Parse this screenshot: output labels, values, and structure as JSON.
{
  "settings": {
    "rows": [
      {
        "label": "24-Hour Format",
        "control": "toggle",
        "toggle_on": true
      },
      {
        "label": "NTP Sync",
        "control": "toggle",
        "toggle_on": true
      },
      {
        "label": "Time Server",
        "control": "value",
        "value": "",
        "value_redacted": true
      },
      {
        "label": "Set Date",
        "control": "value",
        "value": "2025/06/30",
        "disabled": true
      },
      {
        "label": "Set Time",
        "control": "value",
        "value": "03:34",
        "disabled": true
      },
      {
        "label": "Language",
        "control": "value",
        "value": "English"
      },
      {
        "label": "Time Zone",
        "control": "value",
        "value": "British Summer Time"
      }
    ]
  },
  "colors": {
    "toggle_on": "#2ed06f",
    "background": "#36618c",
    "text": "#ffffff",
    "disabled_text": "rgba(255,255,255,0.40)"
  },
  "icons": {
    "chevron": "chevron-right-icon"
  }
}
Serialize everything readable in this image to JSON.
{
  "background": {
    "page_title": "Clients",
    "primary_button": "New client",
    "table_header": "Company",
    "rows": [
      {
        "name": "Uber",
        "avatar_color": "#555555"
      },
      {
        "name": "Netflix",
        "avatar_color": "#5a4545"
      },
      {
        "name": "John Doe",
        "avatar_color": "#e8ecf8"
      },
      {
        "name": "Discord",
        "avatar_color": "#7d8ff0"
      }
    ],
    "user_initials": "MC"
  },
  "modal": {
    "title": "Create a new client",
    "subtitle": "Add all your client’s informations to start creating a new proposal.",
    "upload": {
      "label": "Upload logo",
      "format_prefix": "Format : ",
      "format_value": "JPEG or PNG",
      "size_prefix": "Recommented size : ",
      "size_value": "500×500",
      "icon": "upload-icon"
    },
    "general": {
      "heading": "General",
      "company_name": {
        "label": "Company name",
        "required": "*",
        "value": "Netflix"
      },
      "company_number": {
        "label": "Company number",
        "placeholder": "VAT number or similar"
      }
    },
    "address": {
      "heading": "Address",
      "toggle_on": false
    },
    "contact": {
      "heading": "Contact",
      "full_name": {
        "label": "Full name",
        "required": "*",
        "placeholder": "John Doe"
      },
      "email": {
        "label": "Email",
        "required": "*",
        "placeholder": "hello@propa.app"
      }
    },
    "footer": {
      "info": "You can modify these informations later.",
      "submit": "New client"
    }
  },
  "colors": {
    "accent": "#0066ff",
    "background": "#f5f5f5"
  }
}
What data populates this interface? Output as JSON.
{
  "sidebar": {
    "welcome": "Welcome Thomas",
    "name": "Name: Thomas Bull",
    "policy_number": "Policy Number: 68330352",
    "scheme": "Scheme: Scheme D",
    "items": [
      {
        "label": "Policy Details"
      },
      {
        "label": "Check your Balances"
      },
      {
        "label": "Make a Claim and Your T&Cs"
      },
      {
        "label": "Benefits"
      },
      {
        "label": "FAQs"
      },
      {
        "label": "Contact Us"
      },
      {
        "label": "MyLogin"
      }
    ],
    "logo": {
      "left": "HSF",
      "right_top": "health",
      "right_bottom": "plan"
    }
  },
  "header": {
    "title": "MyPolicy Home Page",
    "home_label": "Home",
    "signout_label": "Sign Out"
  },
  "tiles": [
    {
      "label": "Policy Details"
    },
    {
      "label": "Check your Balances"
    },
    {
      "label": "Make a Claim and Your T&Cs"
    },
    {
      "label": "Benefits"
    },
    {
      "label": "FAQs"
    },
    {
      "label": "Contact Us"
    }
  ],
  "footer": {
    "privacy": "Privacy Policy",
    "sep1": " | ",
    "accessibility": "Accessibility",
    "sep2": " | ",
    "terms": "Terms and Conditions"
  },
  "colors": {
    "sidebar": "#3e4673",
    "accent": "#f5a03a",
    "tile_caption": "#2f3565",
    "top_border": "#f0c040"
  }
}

────

Restate the listing in full, word for word.

Parse this screenshot: output labels, values, and structure as JSON.
{
  "settings": {
    "rows": [
      {
        "label": "24-Hour Format",
        "control": "toggle",
        "toggle_on": true
      },
      {
        "label": "NTP Sync",
        "control": "toggle",
        "toggle_on": true
      },
      {
        "label": "Time Server",
        "control": "value",
        "value": "",
        "value_redacted": true
      },
      {
        "label": "Set Date",
        "control": "value",
        "value": "2025/06/30",
        "disabled": true
      },
      {
        "label": "Set Time",
        "control": "value",
        "value": "03:34",
        "disabled": true
      },
      {
        "label": "Language",
        "control": "value",
        "value": "English"
      },
      {
        "label": "Time Zone",
        "control": "value",
        "value": "British Summer Time"
      }
    ]
  },
  "colors": {
    "toggle_on": "#2ed06f",
    "background": "#36618c",
    "text": "#ffffff",
    "disabled_text": "rgba(255,255,255,0.40)"
  },
  "icons": {
    "chevron": "chevron-right-icon"
  }
}
Serialize everything readable in this image to JSON.
{
  "background": {
    "page_title": "Clients",
    "primary_button": "New client",
    "table_header": "Company",
    "rows": [
      {
        "name": "Uber",
        "avatar_color": "#555555"
      },
      {
        "name": "Netflix",
        "avatar_color": "#5a4545"
      },
      {
        "name": "John Doe",
        "avatar_color": "#e8ecf8"
      },
      {
        "name": "Discord",
        "avatar_color": "#7d8ff0"
      }
    ],
    "user_initials": "MC"
  },
  "modal": {
    "title": "Create a new client",
    "subtitle": "Add all your client’s informations to start creating a new proposal.",
    "upload": {
      "label": "Upload logo",
      "format_prefix": "Format : ",
      "format_value": "JPEG or PNG",
      "size_prefix": "Recommented size : ",
      "size_value": "500×500",
      "icon": "upload-icon"
    },
    "general": {
      "heading": "General",
      "company_name": {
        "label": "Company name",
        "required": "*",
        "value": "Netflix"
      },
      "company_number": {
        "label": "Company number",
        "placeholder": "VAT number or similar"
      }
    },
    "address": {
      "heading": "Address",
      "toggle_on": false
    },
    "contact": {
      "heading": "Contact",
      "full_name": {
        "label": "Full name",
        "required": "*",
        "placeholder": "John Doe"
      },
      "email": {
        "label": "Email",
        "required": "*",
        "placeholder": "hello@propa.app"
      }
    },
    "footer": {
      "info": "You can modify these informations later.",
      "submit": "New client"
    }
  },
  "colors": {
    "accent": "#0066ff",
    "background": "#f5f5f5"
  }
}
What data populates this interface? Output as JSON.
{
  "sidebar": {
    "welcome": "Welcome Thomas",
    "name": "Name: Thomas Bull",
    "policy_number": "Policy Number: 68330352",
    "scheme": "Scheme: Scheme D",
    "items": [
      {
        "label": "Policy Details"
      },
      {
        "label": "Check your Balances"
      },
      {
        "label": "Make a Claim and Your T&Cs"
      },
      {
        "label": "Benefits"
      },
      {
        "label": "FAQs"
      },
      {
        "label": "Contact Us"
      },
      {
        "label": "MyLogin"
      }
    ],
    "logo": {
      "left": "HSF",
      "right_top": "health",
      "right_bottom": "plan"
    }
  },
  "header": {
    "title": "MyPolicy Home Page",
    "home_label": "Home",
    "signout_label": "Sign Out"
  },
  "tiles": [
    {
      "label": "Policy Details"
    },
    {
      "label": "Check your Balances"
    },
    {
      "label": "Make a Claim and Your T&Cs"
    },
    {
      "label": "Benefits"
    },
    {
      "label": "FAQs"
    },
    {
      "label": "Contact Us"
    }
  ],
  "footer": {
    "privacy": "Privacy Policy",
    "sep1": " | ",
    "accessibility": "Accessibility",
    "sep2": " | ",
    "terms": "Terms and Conditions"
  },
  "colors": {
    "sidebar": "#3e4673",
    "accent": "#f5a03a",
    "tile_caption": "#2f3565",
    "top_border": "#f0c040"
  }
}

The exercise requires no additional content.